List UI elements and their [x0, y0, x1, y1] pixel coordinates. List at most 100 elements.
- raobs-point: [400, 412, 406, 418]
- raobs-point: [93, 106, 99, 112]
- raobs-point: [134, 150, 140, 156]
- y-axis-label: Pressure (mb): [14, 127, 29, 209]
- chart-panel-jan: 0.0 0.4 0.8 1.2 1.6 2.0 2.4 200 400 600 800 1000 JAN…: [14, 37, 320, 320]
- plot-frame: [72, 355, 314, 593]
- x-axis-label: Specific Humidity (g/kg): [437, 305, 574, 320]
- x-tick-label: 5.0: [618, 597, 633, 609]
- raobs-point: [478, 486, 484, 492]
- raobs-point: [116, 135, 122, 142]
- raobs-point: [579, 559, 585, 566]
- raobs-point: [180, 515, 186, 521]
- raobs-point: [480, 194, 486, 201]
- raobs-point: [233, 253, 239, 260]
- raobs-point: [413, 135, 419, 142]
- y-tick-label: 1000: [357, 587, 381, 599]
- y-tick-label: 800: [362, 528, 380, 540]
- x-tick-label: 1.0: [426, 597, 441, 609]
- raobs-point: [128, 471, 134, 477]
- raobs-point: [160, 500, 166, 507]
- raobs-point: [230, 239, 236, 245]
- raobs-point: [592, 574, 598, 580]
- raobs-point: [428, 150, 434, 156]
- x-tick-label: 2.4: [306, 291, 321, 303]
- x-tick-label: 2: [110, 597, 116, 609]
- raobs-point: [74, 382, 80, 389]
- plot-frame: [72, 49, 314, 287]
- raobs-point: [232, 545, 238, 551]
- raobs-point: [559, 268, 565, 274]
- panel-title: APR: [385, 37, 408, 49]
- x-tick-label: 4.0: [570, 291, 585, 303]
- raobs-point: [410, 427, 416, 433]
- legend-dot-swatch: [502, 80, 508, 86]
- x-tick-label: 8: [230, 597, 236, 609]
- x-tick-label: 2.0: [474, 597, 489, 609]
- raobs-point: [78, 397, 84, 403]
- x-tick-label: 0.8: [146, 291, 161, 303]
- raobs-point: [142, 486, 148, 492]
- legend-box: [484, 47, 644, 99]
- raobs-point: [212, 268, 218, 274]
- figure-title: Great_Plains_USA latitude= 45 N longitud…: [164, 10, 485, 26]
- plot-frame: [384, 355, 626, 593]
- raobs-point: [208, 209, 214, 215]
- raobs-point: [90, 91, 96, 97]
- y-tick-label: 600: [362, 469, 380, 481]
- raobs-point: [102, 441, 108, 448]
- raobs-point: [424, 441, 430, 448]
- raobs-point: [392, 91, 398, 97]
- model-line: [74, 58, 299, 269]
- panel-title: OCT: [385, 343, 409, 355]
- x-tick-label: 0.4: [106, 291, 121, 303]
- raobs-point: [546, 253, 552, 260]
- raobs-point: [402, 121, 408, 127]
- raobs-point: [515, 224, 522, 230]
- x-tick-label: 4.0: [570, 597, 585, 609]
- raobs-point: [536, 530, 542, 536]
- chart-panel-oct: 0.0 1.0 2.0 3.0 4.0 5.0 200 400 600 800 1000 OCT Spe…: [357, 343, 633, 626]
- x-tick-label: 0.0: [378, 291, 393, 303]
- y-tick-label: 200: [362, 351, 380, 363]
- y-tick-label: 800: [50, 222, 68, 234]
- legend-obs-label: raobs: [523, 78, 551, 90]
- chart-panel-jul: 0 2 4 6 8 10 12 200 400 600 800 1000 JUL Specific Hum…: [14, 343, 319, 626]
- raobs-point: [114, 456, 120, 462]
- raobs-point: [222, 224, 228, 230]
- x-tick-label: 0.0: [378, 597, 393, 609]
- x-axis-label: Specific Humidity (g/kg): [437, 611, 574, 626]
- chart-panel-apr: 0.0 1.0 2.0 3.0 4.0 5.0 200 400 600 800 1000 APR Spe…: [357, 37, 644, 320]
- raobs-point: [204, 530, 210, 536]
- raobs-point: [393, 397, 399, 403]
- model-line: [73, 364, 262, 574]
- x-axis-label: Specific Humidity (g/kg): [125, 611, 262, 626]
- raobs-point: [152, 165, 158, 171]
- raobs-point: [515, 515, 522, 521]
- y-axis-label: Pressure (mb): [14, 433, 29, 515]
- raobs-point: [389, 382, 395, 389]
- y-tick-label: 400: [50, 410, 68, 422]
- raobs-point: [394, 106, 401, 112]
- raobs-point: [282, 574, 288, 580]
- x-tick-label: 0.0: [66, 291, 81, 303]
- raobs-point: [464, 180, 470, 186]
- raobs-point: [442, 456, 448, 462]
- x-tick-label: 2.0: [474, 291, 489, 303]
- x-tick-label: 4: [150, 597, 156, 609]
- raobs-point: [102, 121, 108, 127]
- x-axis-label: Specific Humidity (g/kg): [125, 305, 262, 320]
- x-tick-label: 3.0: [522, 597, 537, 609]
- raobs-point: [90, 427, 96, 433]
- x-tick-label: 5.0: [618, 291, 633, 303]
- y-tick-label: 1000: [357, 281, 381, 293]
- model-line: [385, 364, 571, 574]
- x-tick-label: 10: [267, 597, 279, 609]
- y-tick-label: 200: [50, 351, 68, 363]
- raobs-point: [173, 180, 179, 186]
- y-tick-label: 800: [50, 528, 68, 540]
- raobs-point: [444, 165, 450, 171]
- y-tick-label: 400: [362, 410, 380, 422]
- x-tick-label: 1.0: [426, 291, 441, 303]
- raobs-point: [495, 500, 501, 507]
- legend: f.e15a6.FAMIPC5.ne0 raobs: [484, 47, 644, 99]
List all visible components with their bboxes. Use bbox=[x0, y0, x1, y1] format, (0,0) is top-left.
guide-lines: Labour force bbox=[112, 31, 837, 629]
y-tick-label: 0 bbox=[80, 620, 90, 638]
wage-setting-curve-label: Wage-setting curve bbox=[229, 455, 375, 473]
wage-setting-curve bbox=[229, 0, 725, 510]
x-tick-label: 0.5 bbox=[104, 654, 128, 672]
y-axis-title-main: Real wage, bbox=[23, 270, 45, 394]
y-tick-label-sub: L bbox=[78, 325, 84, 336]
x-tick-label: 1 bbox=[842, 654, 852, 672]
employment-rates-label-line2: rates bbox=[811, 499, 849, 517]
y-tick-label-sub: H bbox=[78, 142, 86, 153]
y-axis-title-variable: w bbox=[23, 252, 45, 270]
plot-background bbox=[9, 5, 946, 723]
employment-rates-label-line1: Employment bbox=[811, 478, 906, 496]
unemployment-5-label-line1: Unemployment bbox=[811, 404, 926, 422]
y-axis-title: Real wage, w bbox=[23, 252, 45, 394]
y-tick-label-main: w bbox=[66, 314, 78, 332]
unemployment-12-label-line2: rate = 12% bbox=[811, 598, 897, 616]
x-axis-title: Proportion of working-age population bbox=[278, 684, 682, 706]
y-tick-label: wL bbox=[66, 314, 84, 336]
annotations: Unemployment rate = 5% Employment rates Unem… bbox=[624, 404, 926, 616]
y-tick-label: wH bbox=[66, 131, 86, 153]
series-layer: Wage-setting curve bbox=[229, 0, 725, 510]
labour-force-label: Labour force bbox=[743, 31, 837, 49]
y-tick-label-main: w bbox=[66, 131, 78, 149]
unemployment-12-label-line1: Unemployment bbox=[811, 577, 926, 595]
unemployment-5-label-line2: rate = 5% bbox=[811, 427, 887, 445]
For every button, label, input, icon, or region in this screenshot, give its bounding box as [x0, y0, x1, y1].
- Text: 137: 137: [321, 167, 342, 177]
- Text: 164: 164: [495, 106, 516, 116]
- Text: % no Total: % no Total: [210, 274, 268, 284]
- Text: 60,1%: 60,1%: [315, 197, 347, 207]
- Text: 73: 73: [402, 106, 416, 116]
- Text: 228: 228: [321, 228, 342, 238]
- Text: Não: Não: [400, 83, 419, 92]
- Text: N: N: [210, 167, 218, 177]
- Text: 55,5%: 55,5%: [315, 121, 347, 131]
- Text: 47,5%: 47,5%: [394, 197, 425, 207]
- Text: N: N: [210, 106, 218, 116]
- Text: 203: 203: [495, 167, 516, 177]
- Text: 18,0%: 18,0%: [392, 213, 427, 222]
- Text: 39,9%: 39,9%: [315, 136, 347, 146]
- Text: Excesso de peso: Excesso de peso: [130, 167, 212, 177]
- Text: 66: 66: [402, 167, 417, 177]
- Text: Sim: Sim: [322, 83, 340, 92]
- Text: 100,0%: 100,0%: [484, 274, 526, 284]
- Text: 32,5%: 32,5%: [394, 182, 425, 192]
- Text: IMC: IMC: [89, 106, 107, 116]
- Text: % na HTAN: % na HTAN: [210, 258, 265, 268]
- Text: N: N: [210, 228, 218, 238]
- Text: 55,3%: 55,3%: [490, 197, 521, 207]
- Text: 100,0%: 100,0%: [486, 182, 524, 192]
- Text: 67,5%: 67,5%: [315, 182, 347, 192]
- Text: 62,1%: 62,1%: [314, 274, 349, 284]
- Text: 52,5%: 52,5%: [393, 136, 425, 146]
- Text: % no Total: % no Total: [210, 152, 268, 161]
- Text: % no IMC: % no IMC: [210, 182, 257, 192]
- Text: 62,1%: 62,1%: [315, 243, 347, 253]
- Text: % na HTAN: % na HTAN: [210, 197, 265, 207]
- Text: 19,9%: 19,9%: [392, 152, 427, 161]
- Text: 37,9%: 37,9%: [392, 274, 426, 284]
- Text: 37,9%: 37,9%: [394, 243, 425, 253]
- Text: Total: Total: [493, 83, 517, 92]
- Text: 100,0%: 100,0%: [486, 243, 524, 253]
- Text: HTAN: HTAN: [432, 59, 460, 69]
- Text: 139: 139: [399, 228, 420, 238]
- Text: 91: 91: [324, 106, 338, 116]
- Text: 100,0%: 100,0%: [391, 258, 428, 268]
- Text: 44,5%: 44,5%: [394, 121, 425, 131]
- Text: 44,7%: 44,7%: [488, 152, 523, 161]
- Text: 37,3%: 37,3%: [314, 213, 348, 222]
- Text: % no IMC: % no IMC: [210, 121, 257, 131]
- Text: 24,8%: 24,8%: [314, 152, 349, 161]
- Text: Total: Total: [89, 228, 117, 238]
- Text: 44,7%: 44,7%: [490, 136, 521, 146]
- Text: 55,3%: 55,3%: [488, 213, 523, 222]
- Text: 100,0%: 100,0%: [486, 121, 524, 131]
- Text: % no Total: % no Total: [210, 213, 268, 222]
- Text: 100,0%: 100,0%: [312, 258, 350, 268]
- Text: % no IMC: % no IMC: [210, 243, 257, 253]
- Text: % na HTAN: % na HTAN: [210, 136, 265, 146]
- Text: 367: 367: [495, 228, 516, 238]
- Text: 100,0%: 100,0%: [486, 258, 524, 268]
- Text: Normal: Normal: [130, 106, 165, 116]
○ ○ ○
What is being asked:
Rewrite the items from the first line through the line containing "- x-tick-label: 4.0: [570, 597, 585, 609]", changing every "plot-frame" to "plot-area" and leaving everything else the same.

Answer to this task:
List UI elements and their [x0, y0, x1, y1] pixel coordinates. List at most 100 elements.
- raobs-point: [400, 412, 406, 418]
- raobs-point: [93, 106, 99, 112]
- raobs-point: [134, 150, 140, 156]
- y-axis-label: Pressure (mb): [14, 127, 29, 209]
- chart-panel-jan: 0.0 0.4 0.8 1.2 1.6 2.0 2.4 200 400 600 800 1000 JAN…: [14, 37, 320, 320]
- plot-area: [72, 355, 314, 593]
- x-axis-label: Specific Humidity (g/kg): [437, 305, 574, 320]
- x-tick-label: 5.0: [618, 597, 633, 609]
- raobs-point: [478, 486, 484, 492]
- raobs-point: [116, 135, 122, 142]
- raobs-point: [579, 559, 585, 566]
- raobs-point: [180, 515, 186, 521]
- raobs-point: [480, 194, 486, 201]
- raobs-point: [233, 253, 239, 260]
- raobs-point: [413, 135, 419, 142]
- y-tick-label: 1000: [357, 587, 381, 599]
- y-tick-label: 800: [362, 528, 380, 540]
- x-tick-label: 1.0: [426, 597, 441, 609]
- raobs-point: [128, 471, 134, 477]
- raobs-point: [160, 500, 166, 507]
- raobs-point: [230, 239, 236, 245]
- raobs-point: [592, 574, 598, 580]
- raobs-point: [428, 150, 434, 156]
- x-tick-label: 2.4: [306, 291, 321, 303]
- x-tick-label: 2: [110, 597, 116, 609]
- raobs-point: [74, 382, 80, 389]
- plot-area: [72, 49, 314, 287]
- raobs-point: [232, 545, 238, 551]
- raobs-point: [559, 268, 565, 274]
- panel-title: APR: [385, 37, 408, 49]
- x-tick-label: 4.0: [570, 291, 585, 303]
- raobs-point: [410, 427, 416, 433]
- legend-dot-swatch: [502, 80, 508, 86]
- x-tick-label: 8: [230, 597, 236, 609]
- x-tick-label: 2.0: [474, 597, 489, 609]
- raobs-point: [78, 397, 84, 403]
- x-tick-label: 0.8: [146, 291, 161, 303]
- raobs-point: [142, 486, 148, 492]
- legend-box: [484, 47, 644, 99]
- raobs-point: [212, 268, 218, 274]
- figure-title: Great_Plains_USA latitude= 45 N longitud…: [164, 10, 485, 26]
- plot-area: [384, 355, 626, 593]
- raobs-point: [208, 209, 214, 215]
- raobs-point: [90, 91, 96, 97]
- y-tick-label: 600: [362, 469, 380, 481]
- raobs-point: [102, 441, 108, 448]
- raobs-point: [424, 441, 430, 448]
- raobs-point: [392, 91, 398, 97]
- model-line: [74, 58, 299, 269]
- panel-title: OCT: [385, 343, 409, 355]
- x-tick-label: 0.4: [106, 291, 121, 303]
- raobs-point: [546, 253, 552, 260]
- raobs-point: [402, 121, 408, 127]
- raobs-point: [515, 224, 522, 230]
- x-tick-label: 4.0: [570, 597, 585, 609]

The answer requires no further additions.